### Data provided

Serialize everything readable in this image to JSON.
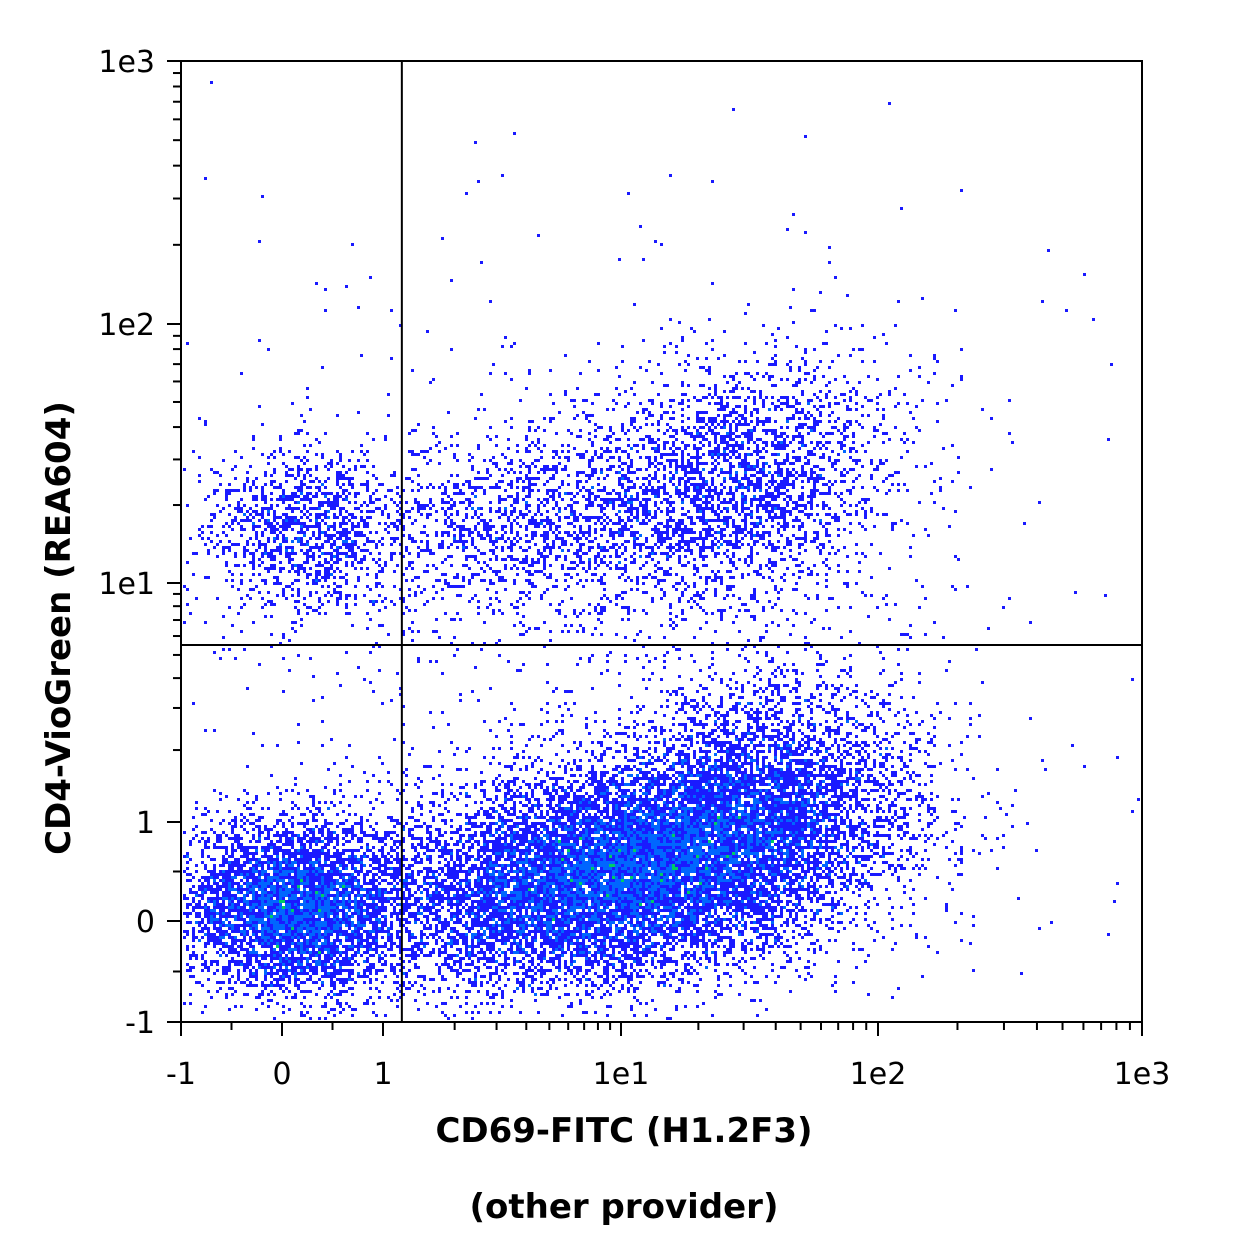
{
  "chart_data": {
    "type": "scatter",
    "subtype": "flow-cytometry-density-dot-plot",
    "xlabel": "CD69-FITC (H1.2F3)",
    "xlabel_note": "(other provider)",
    "ylabel": "CD4-VioGreen (REA604)",
    "x_scale": "biexponential",
    "y_scale": "biexponential",
    "xlim": [
      -1,
      1000
    ],
    "ylim": [
      -1,
      1000
    ],
    "x_ticks": [
      {
        "value": -1,
        "label": "-1"
      },
      {
        "value": 0,
        "label": "0"
      },
      {
        "value": 1,
        "label": "1"
      },
      {
        "value": 10,
        "label": "1e1"
      },
      {
        "value": 100,
        "label": "1e2"
      },
      {
        "value": 1000,
        "label": "1e3"
      }
    ],
    "y_ticks": [
      {
        "value": -1,
        "label": "-1"
      },
      {
        "value": 0,
        "label": "0"
      },
      {
        "value": 1,
        "label": "1"
      },
      {
        "value": 10,
        "label": "1e1"
      },
      {
        "value": 100,
        "label": "1e2"
      },
      {
        "value": 1000,
        "label": "1e3"
      }
    ],
    "quadrant_gate": {
      "x": 1.2,
      "y": 5.5
    },
    "grid": false,
    "legend": "none",
    "density_colors": [
      "#1a1aff",
      "#0066ff",
      "#00cc66",
      "#66ff00",
      "#ccff00",
      "#ff3300"
    ],
    "populations": [
      {
        "name": "CD4-negative CD69-low",
        "center_x": 0.2,
        "center_y": 0.3,
        "density": "medium"
      },
      {
        "name": "CD4-negative CD69-positive",
        "center_x": 10,
        "center_y": 0.5,
        "density": "high"
      },
      {
        "name": "CD4-positive CD69-low",
        "center_x": 0.3,
        "center_y": 15,
        "density": "low"
      },
      {
        "name": "CD4-positive CD69-positive",
        "center_x": 15,
        "center_y": 20,
        "density": "medium"
      }
    ]
  }
}
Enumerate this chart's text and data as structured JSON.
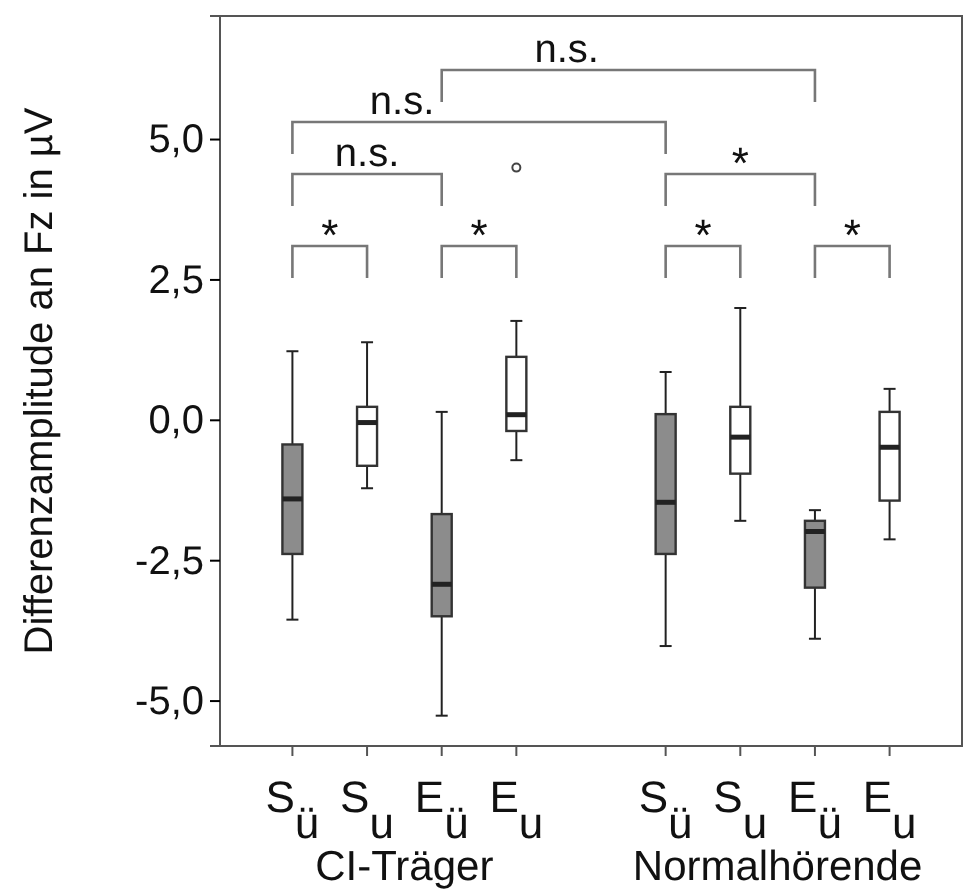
{
  "chart_data": {
    "type": "box",
    "ylabel": "Differenzamplitude an Fz in µV",
    "categories": [
      "S$_{ü}$",
      "S$_{u}$",
      "E$_{ü}$",
      "E$_{u}$",
      null,
      "S$_{ü}$",
      "S$_{u}$",
      "E$_{ü}$",
      "E$_{u}$"
    ],
    "boxes": [
      {
        "low": -3.55,
        "q1": -2.38,
        "median": -1.4,
        "q3": -0.43,
        "high": 1.23
      },
      {
        "low": -1.21,
        "q1": -0.81,
        "median": -0.04,
        "q3": 0.24,
        "high": 1.39
      },
      {
        "low": -5.26,
        "q1": -3.49,
        "median": -2.92,
        "q3": -1.67,
        "high": 0.15
      },
      {
        "low": -0.71,
        "q1": -0.19,
        "median": 0.1,
        "q3": 1.13,
        "high": 1.77,
        "outliers": [
          4.5
        ]
      },
      null,
      {
        "low": -4.02,
        "q1": -2.38,
        "median": -1.46,
        "q3": 0.11,
        "high": 0.86
      },
      {
        "low": -1.79,
        "q1": -0.95,
        "median": -0.3,
        "q3": 0.24,
        "high": 2.0
      },
      {
        "low": -3.89,
        "q1": -2.98,
        "median": -1.98,
        "q3": -1.79,
        "high": -1.6
      },
      {
        "low": -2.12,
        "q1": -1.43,
        "median": -0.48,
        "q3": 0.15,
        "high": 0.56
      }
    ],
    "colors": [
      "#8c8c8c",
      "#ffffff",
      "#8c8c8c",
      "#ffffff",
      null,
      "#8c8c8c",
      "#ffffff",
      "#8c8c8c",
      "#ffffff"
    ],
    "ylim": [
      -5.8,
      7.2
    ],
    "yticks": [
      {
        "value": -5,
        "label": "-5,0"
      },
      {
        "value": -2.5,
        "label": "-2,5"
      },
      {
        "value": 0,
        "label": "0,0"
      },
      {
        "value": 2.5,
        "label": "2,5"
      },
      {
        "value": 5,
        "label": "5,0"
      }
    ],
    "annotations": [
      "*",
      "*",
      "n.s.",
      "n.s.",
      "n.s.",
      "*",
      "*",
      "*",
      "CI-Träger",
      "Normalhörende"
    ]
  }
}
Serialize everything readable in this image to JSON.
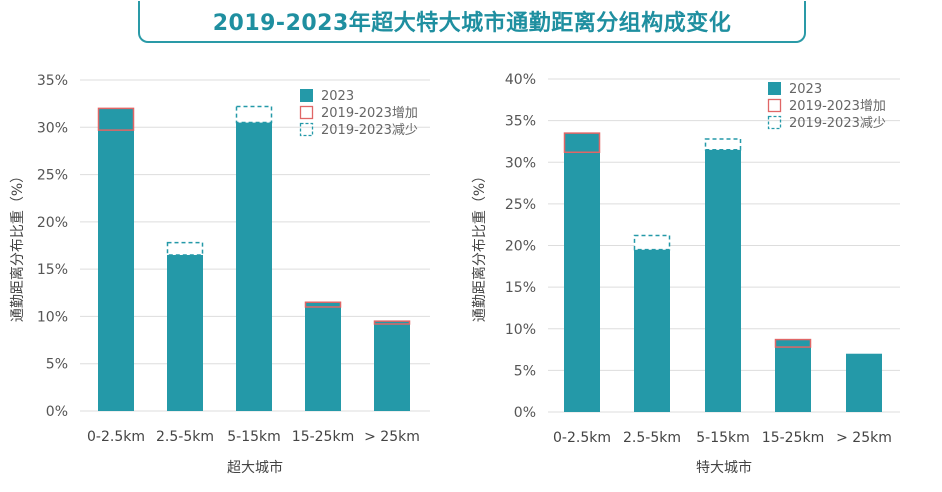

######

### Task description
Retype each line of the listing above word for word. Exclude the pictures.

### Response
Serialize everything readable in this image to JSON.
{
  "chart_data": {
    "type": "scatter",
    "subtype": "flow-cytometry-density-dot-plot",
    "xlabel": "CD69-FITC (H1.2F3)",
    "xlabel_note": "(other provider)",
    "ylabel": "CD4-VioGreen (REA604)",
    "x_scale": "biexponential",
    "y_scale": "biexponential",
    "xlim": [
      -1,
      1000
    ],
    "ylim": [
      -1,
      1000
    ],
    "x_ticks": [
      {
        "value": -1,
        "label": "-1"
      },
      {
        "value": 0,
        "label": "0"
      },
      {
        "value": 1,
        "label": "1"
      },
      {
        "value": 10,
        "label": "1e1"
      },
      {
        "value": 100,
        "label": "1e2"
      },
      {
        "value": 1000,
        "label": "1e3"
      }
    ],
    "y_ticks": [
      {
        "value": -1,
        "label": "-1"
      },
      {
        "value": 0,
        "label": "0"
      },
      {
        "value": 1,
        "label": "1"
      },
      {
        "value": 10,
        "label": "1e1"
      },
      {
        "value": 100,
        "label": "1e2"
      },
      {
        "value": 1000,
        "label": "1e3"
      }
    ],
    "quadrant_gate": {
      "x": 1.2,
      "y": 5.5
    },
    "grid": false,
    "legend": "none",
    "density_colors": [
      "#1a1aff",
      "#0066ff",
      "#00cc66",
      "#66ff00",
      "#ccff00",
      "#ff3300"
    ],
    "populations": [
      {
        "name": "CD4-negative CD69-low",
        "center_x": 0.2,
        "center_y": 0.3,
        "density": "medium"
      },
      {
        "name": "CD4-negative CD69-positive",
        "center_x": 10,
        "center_y": 0.5,
        "density": "high"
      },
      {
        "name": "CD4-positive CD69-low",
        "center_x": 0.3,
        "center_y": 15,
        "density": "low"
      },
      {
        "name": "CD4-positive CD69-positive",
        "center_x": 15,
        "center_y": 20,
        "density": "medium"
      }
    ]
  }
}
Enumerate this chart's text and data as structured JSON.
{
  "chart_data": {
    "type": "box",
    "ylabel": "Differenzamplitude an Fz in µV",
    "categories": [
      "S$_{ü}$",
      "S$_{u}$",
      "E$_{ü}$",
      "E$_{u}$",
      null,
      "S$_{ü}$",
      "S$_{u}$",
      "E$_{ü}$",
      "E$_{u}$"
    ],
    "boxes": [
      {
        "low": -3.55,
        "q1": -2.38,
        "median": -1.4,
        "q3": -0.43,
        "high": 1.23
      },
      {
        "low": -1.21,
        "q1": -0.81,
        "median": -0.04,
        "q3": 0.24,
        "high": 1.39
      },
      {
        "low": -5.26,
        "q1": -3.49,
        "median": -2.92,
        "q3": -1.67,
        "high": 0.15
      },
      {
        "low": -0.71,
        "q1": -0.19,
        "median": 0.1,
        "q3": 1.13,
        "high": 1.77,
        "outliers": [
          4.5
        ]
      },
      null,
      {
        "low": -4.02,
        "q1": -2.38,
        "median": -1.46,
        "q3": 0.11,
        "high": 0.86
      },
      {
        "low": -1.79,
        "q1": -0.95,
        "median": -0.3,
        "q3": 0.24,
        "high": 2.0
      },
      {
        "low": -3.89,
        "q1": -2.98,
        "median": -1.98,
        "q3": -1.79,
        "high": -1.6
      },
      {
        "low": -2.12,
        "q1": -1.43,
        "median": -0.48,
        "q3": 0.15,
        "high": 0.56
      }
    ],
    "colors": [
      "#8c8c8c",
      "#ffffff",
      "#8c8c8c",
      "#ffffff",
      null,
      "#8c8c8c",
      "#ffffff",
      "#8c8c8c",
      "#ffffff"
    ],
    "ylim": [
      -5.8,
      7.2
    ],
    "yticks": [
      {
        "value": -5,
        "label": "-5,0"
      },
      {
        "value": -2.5,
        "label": "-2,5"
      },
      {
        "value": 0,
        "label": "0,0"
      },
      {
        "value": 2.5,
        "label": "2,5"
      },
      {
        "value": 5,
        "label": "5,0"
      }
    ],
    "annotations": [
      "*",
      "*",
      "n.s.",
      "n.s.",
      "n.s.",
      "*",
      "*",
      "*",
      "CI-Träger",
      "Normalhörende"
    ]
  }
}
Serialize everything readable in this image to JSON.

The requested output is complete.